TASKS TO PERFORM
A - Answer the following from the tribunal decision, one line each:
(i) Where and on what date was the hearing held?
(ii) Who represented the respondent?
(iii) On what date did the Secretary of State make the decision refusing leave to remain?
B - Continue the tribunal decision on leave to remain, starting after its last sentence.

The decision



IN THE UPPER TRIBUNAL
IMMIGRATION AND ASYLUM CHAMBER
Case No.: UI-2024-001273


First-tier Tribunal No: HU/51848/2023

THE IMMIGRATION ACTS

Decision & Reasons Issued:

On 6th of June 2024

Before

DEPUTY UPPER TRIBUNAL JUDGE MONSON

Between

SECRETARY OF STATE FOR THE HOME DEPARTMENT
Appellant
and

ARMIR TROCI
(ANONYMITY ORDER not MADE)
Respondent

Representation:
For the Appellant: Ms S. Nwachoko, Senior Home Office Presenting Officer
For the Respondent: Mr D. Bazini, Counsel instructed by AA Immigration Lawyers Ltd

Heard at Field House on 13 May 2024

Although the Secretary of State is the appellant in these proceedings in the Upper Tribunal, for ease of reference I shall refer to the parties as they were before the First-tier Tribunal.


DECISION AND REASONS
1. The Secretary of State appeals from the decision of First-tier Tribunal Judge Howard promulgated on 19 February 2024 (“the Decision”). By the Decision, Judge Howard allowed the appellant’s appeal against the decision of the Secretary of State made on 30 January 2023 to refuse to grant him leave to remain on family or private life grounds.

RECORD EXTRACTS
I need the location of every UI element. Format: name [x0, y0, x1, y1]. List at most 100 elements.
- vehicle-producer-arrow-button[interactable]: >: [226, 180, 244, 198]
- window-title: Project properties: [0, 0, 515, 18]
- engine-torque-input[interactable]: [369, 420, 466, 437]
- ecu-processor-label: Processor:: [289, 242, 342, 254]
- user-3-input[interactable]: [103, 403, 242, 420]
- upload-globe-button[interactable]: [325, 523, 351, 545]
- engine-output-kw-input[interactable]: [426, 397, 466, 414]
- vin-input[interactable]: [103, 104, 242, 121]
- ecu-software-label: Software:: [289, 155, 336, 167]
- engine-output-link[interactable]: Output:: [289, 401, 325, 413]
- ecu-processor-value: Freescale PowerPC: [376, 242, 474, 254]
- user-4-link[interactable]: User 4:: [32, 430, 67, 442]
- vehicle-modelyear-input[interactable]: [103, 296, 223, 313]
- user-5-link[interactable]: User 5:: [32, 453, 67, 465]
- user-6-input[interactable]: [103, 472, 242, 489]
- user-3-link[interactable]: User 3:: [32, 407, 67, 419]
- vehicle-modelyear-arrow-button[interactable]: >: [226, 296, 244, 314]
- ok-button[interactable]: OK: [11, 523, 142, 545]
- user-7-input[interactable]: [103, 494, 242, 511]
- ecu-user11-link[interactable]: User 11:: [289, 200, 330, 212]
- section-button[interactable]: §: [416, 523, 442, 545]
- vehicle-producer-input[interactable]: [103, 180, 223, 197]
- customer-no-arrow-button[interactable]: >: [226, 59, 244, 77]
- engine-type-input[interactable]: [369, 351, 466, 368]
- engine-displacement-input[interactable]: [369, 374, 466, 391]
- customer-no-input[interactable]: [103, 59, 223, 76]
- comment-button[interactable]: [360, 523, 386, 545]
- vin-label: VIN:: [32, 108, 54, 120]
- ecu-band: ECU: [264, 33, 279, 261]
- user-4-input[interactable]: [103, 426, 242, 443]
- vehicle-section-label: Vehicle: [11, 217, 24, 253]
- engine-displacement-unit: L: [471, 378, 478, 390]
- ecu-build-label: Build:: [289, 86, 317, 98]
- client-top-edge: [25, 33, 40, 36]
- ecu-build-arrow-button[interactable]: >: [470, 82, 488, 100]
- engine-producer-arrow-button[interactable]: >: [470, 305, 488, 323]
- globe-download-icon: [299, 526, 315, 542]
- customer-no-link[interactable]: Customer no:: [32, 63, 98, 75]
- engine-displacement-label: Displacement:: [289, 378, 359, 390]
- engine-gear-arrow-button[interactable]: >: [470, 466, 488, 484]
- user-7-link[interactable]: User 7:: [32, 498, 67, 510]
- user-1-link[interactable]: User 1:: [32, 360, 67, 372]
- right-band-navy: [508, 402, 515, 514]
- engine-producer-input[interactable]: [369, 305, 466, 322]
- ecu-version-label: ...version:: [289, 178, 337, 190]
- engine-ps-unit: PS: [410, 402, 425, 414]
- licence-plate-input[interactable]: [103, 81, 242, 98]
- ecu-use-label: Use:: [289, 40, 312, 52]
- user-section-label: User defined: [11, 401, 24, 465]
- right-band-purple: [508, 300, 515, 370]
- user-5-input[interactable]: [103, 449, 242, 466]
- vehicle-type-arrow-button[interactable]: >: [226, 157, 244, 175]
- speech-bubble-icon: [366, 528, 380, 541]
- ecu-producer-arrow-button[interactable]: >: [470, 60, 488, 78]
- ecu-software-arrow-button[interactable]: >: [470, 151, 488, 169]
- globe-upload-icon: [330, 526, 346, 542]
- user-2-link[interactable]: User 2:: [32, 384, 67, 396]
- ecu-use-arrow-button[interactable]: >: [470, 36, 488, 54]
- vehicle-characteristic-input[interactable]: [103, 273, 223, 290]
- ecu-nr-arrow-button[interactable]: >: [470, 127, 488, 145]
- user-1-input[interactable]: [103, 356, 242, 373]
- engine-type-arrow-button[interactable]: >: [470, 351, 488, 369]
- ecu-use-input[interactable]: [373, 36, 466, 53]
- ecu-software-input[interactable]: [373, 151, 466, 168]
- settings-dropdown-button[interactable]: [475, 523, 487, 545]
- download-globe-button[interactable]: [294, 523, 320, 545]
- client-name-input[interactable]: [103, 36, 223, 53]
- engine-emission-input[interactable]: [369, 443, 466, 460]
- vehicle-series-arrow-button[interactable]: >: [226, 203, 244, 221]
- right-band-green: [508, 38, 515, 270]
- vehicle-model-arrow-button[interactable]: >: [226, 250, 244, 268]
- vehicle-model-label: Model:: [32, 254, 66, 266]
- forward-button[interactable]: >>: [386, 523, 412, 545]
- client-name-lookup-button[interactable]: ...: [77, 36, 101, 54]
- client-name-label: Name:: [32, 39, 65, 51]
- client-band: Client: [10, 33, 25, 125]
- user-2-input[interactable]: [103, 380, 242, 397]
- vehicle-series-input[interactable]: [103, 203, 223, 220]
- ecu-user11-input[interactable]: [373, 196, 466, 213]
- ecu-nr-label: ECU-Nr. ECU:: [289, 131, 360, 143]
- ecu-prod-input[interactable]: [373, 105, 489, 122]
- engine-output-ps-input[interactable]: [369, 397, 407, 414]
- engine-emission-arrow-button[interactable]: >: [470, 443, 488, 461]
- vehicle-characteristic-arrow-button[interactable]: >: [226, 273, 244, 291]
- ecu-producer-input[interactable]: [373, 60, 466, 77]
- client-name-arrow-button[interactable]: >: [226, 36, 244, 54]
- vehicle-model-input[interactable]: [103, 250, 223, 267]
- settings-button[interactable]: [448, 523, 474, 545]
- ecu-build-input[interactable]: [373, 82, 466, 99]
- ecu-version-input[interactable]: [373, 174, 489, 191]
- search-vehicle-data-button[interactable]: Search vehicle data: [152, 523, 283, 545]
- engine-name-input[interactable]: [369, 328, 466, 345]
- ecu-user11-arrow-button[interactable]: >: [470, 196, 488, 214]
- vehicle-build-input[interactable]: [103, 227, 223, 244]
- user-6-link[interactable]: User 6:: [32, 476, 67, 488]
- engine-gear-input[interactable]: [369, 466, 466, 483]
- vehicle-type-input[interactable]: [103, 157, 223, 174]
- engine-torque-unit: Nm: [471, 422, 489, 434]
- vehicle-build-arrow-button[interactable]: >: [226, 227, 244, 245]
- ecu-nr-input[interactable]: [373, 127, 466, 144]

EXERCISE ANSWERS
A -
(i) Field House, on 13 May 2024.
(ii) Mr D. Bazini, Counsel instructed by AA Immigration Lawyers Ltd.
(iii) 30 January 2023.

B -
Relevant Background
2. The appellant is a national of Albania, whose date of birth is 16 October 1998. The appellant’s evidence is that he entered the United Kingdom in 2015 when he was aged 16 or 17. He entered on a visit visa with his mother in order to visit his brother here. It is not in dispute that the appellant overstayed his visa, and that he made an unsuccessful claim for asylum in December 2015.
3. On 18 May 2021 the appellant’s representatives made further submissions on the appellant’s behalf as to why he should be granted leave to remain. One of the reasons given was that the appellant was in a genuine and subsisting relationship with a qualifying partner, Miriam Abdalla.
4. In the refusal decision, the Secretary of State accepted that the appellant met all the requirements of Appendix FM for a grant of leave to remain as the partner of a British citizen, except for the immigration status requirement; and the Secretary of State was not satisfied that there were insurmountable obstacles to the appellant and his partner continuing their family life outside the UK.
The Decision of the First-tier Tribunal
5. The appellant’s appeal came before Judge Howard sitting at Hatton Cross on 24 January 2024. Both parties were legally represented. The Judge received oral evidence from the appellant and his partner, each of whom adopted their respective witness statements as their evidence in chief, and each of whom was cross examined by the Presenting Officer.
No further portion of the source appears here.